### [STATED PROBLEM]
Copy all the data exactly, except the pictures.

### [DATA SHOWN]

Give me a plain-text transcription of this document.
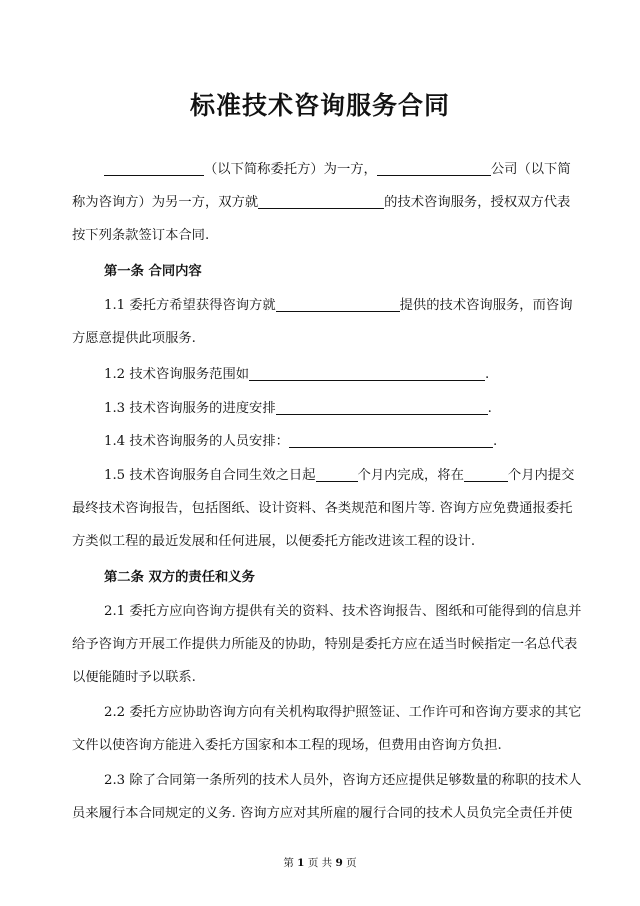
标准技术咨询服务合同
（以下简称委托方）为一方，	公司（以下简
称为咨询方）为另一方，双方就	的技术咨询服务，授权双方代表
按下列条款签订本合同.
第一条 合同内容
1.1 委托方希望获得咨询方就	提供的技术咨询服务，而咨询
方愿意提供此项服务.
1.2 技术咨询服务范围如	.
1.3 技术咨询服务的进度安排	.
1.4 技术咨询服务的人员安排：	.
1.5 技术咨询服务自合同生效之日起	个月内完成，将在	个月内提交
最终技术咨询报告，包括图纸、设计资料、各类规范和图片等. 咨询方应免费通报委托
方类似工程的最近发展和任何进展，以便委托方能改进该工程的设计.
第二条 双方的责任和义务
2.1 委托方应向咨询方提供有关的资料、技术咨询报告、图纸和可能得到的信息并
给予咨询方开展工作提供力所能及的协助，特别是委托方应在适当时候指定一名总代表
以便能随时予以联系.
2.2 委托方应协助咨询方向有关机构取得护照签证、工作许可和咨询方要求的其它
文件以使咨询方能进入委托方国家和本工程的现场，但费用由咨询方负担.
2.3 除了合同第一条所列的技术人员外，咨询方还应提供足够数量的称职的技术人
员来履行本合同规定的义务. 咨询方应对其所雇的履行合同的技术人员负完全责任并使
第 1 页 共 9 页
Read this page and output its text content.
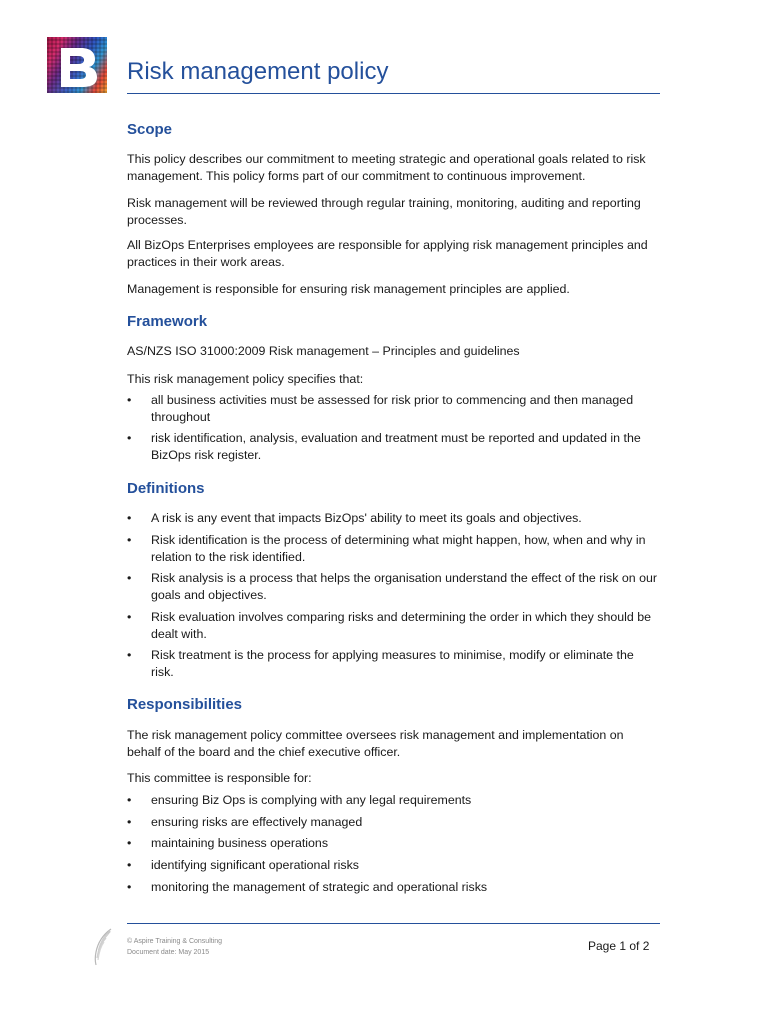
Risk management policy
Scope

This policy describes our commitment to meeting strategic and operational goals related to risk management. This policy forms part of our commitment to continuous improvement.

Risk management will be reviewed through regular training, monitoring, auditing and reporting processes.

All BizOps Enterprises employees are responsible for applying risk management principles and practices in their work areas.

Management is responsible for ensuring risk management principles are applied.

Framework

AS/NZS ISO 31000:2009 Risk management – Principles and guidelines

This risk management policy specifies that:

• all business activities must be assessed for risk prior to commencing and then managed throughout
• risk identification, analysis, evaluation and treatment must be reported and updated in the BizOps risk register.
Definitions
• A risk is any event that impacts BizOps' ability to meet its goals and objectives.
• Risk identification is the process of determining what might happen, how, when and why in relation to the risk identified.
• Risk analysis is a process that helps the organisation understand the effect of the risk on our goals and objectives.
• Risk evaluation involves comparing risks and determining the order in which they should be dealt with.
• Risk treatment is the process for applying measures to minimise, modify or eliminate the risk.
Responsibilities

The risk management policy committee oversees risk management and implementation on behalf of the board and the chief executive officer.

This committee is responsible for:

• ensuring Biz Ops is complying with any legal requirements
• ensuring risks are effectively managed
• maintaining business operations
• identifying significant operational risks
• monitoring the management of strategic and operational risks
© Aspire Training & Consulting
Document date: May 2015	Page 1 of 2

### [EXERCISE RESULT]
Give me a plain-text transcription of this document.
标准技术咨询服务合同
（以下简称委托方）为一方，	公司（以下简
称为咨询方）为另一方，双方就	的技术咨询服务，授权双方代表
按下列条款签订本合同.
第一条 合同内容
1.1 委托方希望获得咨询方就	提供的技术咨询服务，而咨询
方愿意提供此项服务.
1.2 技术咨询服务范围如	.
1.3 技术咨询服务的进度安排	.
1.4 技术咨询服务的人员安排：	.
1.5 技术咨询服务自合同生效之日起	个月内完成，将在	个月内提交
最终技术咨询报告，包括图纸、设计资料、各类规范和图片等. 咨询方应免费通报委托
方类似工程的最近发展和任何进展，以便委托方能改进该工程的设计.
第二条 双方的责任和义务
2.1 委托方应向咨询方提供有关的资料、技术咨询报告、图纸和可能得到的信息并
给予咨询方开展工作提供力所能及的协助，特别是委托方应在适当时候指定一名总代表
以便能随时予以联系.
2.2 委托方应协助咨询方向有关机构取得护照签证、工作许可和咨询方要求的其它
文件以使咨询方能进入委托方国家和本工程的现场，但费用由咨询方负担.
2.3 除了合同第一条所列的技术人员外，咨询方还应提供足够数量的称职的技术人
员来履行本合同规定的义务. 咨询方应对其所雇的履行合同的技术人员负完全责任并使
第 1 页 共 9 页
Read this page and output its text content.
Risk management policy
Scope

This policy describes our commitment to meeting strategic and operational goals related to risk management. This policy forms part of our commitment to continuous improvement.

Risk management will be reviewed through regular training, monitoring, auditing and reporting processes.

All BizOps Enterprises employees are responsible for applying risk management principles and practices in their work areas.

Management is responsible for ensuring risk management principles are applied.

Framework

AS/NZS ISO 31000:2009 Risk management – Principles and guidelines

This risk management policy specifies that:

• all business activities must be assessed for risk prior to commencing and then managed throughout
• risk identification, analysis, evaluation and treatment must be reported and updated in the BizOps risk register.
Definitions
• A risk is any event that impacts BizOps' ability to meet its goals and objectives.
• Risk identification is the process of determining what might happen, how, when and why in relation to the risk identified.
• Risk analysis is a process that helps the organisation understand the effect of the risk on our goals and objectives.
• Risk evaluation involves comparing risks and determining the order in which they should be dealt with.
• Risk treatment is the process for applying measures to minimise, modify or eliminate the risk.
Responsibilities

The risk management policy committee oversees risk management and implementation on behalf of the board and the chief executive officer.

This committee is responsible for:

• ensuring Biz Ops is complying with any legal requirements
• ensuring risks are effectively managed
• maintaining business operations
• identifying significant operational risks
• monitoring the management of strategic and operational risks
© Aspire Training & Consulting
Document date: May 2015	Page 1 of 2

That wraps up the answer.